■ **Exercise task**: All lines in which the word "Capaian" occurs are to be extracted.
— BEGIN Dataset excerpts —
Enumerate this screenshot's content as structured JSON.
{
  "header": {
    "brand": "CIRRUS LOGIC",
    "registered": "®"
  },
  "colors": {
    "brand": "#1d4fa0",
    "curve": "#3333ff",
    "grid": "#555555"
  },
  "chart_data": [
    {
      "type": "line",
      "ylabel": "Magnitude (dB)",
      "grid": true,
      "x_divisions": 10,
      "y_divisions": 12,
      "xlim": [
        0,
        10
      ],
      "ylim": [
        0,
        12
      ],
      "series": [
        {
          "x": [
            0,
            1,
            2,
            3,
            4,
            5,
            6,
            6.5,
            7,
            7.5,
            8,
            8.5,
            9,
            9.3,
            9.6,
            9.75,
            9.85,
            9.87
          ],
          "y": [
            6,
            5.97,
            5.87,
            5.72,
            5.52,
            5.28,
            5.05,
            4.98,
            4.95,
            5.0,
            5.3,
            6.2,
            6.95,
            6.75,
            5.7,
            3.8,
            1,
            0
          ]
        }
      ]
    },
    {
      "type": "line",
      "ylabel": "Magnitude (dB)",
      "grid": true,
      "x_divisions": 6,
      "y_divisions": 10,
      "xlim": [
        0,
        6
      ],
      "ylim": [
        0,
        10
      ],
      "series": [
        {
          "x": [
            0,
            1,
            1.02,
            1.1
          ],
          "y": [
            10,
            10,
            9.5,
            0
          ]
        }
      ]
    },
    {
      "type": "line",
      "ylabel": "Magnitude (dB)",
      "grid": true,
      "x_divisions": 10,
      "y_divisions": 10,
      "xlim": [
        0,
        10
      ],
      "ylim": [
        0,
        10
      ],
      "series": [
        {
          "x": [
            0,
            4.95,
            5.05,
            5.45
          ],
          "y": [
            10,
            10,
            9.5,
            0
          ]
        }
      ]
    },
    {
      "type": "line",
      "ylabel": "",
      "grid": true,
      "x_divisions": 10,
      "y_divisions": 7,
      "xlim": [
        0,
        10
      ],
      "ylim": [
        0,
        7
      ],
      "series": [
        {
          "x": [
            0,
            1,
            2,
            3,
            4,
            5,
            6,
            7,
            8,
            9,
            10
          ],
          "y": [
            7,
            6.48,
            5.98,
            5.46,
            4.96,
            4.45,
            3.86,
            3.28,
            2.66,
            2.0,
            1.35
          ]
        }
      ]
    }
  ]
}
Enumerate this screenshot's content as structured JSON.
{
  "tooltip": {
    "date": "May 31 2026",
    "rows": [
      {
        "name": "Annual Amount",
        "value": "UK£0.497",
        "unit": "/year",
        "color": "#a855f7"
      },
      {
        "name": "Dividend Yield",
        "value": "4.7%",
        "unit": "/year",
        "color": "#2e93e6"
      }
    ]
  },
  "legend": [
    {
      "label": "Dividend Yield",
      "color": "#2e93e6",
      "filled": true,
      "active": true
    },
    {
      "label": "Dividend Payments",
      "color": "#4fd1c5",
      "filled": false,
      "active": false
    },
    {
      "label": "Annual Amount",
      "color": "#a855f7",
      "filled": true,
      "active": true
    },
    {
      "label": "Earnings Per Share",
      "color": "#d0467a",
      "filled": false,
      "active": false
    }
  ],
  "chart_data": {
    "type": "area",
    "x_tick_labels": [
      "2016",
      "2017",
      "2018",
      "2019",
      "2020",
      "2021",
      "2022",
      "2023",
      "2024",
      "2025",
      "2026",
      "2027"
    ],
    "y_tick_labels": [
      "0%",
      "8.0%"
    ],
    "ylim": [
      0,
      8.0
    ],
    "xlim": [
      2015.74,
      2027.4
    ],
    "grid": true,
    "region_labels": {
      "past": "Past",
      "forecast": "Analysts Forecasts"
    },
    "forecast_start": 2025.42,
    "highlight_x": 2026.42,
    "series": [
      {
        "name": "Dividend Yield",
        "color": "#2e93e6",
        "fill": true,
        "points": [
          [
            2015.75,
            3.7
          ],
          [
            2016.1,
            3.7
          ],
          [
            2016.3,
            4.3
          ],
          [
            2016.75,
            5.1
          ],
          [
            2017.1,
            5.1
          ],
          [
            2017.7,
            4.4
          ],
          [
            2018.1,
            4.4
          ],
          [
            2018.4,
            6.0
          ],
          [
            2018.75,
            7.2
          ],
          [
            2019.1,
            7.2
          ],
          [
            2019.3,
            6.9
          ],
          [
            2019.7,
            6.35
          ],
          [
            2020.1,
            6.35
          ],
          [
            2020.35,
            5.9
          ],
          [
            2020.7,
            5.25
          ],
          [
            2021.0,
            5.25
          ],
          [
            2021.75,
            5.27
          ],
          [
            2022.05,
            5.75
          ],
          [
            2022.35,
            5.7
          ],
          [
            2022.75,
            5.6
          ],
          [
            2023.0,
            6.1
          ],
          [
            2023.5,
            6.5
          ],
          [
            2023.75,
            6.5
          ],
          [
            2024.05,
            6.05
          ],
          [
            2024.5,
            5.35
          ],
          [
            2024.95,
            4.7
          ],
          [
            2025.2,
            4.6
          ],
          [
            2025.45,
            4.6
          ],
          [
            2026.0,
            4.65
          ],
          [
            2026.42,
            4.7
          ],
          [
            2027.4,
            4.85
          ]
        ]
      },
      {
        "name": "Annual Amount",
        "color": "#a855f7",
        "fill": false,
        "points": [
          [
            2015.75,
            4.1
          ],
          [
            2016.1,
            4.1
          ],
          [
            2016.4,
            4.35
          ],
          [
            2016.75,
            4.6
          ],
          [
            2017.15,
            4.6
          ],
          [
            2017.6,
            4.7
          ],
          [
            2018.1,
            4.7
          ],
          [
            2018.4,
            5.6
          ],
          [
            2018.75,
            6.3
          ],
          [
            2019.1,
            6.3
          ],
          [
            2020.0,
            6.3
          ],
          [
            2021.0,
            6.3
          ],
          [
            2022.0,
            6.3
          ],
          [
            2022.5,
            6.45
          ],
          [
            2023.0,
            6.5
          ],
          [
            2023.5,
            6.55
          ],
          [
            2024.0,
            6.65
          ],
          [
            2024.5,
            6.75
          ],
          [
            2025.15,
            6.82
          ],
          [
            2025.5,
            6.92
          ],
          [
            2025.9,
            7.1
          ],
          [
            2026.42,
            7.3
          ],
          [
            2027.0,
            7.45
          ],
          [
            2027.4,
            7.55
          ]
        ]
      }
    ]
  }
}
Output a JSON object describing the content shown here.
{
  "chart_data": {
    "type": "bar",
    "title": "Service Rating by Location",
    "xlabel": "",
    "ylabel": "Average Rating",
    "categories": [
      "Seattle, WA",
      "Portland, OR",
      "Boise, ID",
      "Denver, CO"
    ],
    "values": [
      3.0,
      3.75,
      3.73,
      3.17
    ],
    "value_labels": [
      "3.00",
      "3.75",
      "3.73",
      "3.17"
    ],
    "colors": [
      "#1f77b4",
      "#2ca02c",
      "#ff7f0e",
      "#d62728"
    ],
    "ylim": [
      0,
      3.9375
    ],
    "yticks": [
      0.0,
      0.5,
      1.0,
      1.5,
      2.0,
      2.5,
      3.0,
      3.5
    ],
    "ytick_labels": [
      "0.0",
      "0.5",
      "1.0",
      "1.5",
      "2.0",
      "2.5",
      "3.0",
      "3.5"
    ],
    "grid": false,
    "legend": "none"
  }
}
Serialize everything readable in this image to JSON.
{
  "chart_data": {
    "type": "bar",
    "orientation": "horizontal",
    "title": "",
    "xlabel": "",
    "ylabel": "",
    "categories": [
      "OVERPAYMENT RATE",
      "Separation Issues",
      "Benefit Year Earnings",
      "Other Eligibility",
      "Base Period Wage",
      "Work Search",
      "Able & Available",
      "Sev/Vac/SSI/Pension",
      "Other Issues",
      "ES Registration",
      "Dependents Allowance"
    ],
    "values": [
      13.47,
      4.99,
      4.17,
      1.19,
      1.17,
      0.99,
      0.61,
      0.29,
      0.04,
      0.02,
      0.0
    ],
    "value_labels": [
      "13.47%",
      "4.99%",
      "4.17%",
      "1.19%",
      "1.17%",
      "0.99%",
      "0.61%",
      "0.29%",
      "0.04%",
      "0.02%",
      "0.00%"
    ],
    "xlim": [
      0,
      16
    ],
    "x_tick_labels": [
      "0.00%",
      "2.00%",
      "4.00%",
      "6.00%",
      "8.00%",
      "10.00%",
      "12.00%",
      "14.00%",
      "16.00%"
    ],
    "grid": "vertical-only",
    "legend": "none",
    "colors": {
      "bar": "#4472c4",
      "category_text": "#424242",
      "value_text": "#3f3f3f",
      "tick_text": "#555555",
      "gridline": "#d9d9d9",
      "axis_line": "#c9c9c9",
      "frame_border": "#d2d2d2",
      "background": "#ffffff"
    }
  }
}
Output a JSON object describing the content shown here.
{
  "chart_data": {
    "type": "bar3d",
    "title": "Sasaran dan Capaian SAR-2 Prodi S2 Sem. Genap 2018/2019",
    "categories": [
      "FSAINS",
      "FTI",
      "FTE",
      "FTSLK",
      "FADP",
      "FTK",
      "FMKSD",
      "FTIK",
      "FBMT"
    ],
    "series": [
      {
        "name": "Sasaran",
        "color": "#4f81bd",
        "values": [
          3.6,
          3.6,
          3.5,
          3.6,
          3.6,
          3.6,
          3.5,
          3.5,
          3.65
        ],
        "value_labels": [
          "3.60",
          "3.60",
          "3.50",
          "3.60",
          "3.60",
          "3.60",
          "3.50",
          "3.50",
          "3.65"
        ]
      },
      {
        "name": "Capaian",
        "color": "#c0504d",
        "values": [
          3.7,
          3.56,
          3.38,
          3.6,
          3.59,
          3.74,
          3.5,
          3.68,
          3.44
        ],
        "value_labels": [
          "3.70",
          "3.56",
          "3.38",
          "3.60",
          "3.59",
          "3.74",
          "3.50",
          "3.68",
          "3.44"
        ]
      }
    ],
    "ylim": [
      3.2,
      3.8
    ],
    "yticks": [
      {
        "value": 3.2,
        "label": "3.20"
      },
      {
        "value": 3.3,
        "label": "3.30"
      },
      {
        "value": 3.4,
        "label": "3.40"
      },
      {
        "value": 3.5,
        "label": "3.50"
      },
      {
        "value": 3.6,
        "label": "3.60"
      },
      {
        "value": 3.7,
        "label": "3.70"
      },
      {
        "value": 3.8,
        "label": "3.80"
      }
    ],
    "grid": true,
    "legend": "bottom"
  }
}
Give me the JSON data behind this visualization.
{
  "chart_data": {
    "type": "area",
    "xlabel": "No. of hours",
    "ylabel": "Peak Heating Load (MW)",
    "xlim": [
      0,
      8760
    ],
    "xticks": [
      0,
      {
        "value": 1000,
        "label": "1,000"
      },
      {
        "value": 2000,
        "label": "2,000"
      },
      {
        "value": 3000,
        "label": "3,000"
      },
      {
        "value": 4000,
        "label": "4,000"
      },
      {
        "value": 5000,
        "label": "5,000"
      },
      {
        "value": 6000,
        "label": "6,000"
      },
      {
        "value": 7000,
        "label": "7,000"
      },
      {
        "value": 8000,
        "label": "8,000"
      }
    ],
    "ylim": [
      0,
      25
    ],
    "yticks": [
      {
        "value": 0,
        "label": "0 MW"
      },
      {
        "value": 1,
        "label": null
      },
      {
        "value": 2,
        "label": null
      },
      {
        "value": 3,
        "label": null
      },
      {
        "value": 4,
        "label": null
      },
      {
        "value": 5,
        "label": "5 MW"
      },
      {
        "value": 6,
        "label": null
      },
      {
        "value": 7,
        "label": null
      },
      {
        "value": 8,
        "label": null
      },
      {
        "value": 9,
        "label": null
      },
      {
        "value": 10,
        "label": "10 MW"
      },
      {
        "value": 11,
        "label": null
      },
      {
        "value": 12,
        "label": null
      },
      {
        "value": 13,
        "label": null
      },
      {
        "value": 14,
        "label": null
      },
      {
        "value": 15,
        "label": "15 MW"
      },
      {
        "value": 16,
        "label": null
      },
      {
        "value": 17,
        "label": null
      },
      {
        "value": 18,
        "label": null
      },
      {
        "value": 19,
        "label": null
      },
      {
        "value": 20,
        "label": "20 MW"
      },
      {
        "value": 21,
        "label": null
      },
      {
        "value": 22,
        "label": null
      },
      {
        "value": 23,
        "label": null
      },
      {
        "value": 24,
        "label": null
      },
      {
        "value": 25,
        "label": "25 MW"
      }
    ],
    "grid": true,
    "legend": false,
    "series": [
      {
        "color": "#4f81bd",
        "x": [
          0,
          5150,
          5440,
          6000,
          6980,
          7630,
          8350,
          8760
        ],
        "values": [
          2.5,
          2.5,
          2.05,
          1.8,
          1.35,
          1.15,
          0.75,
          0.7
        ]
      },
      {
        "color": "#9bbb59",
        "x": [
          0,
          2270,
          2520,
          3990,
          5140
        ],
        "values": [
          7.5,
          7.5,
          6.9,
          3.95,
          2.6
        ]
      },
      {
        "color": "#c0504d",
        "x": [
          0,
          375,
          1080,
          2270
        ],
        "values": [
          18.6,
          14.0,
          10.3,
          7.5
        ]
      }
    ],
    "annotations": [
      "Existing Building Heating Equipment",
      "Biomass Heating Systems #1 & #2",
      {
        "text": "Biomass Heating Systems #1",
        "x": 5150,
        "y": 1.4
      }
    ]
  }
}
— END Dataset excerpts —
■ **Right answer**:
    "title": "Sasaran dan Capaian SAR-2 Prodi S2 Sem. Genap 2018/2019",
        "name": "Capaian",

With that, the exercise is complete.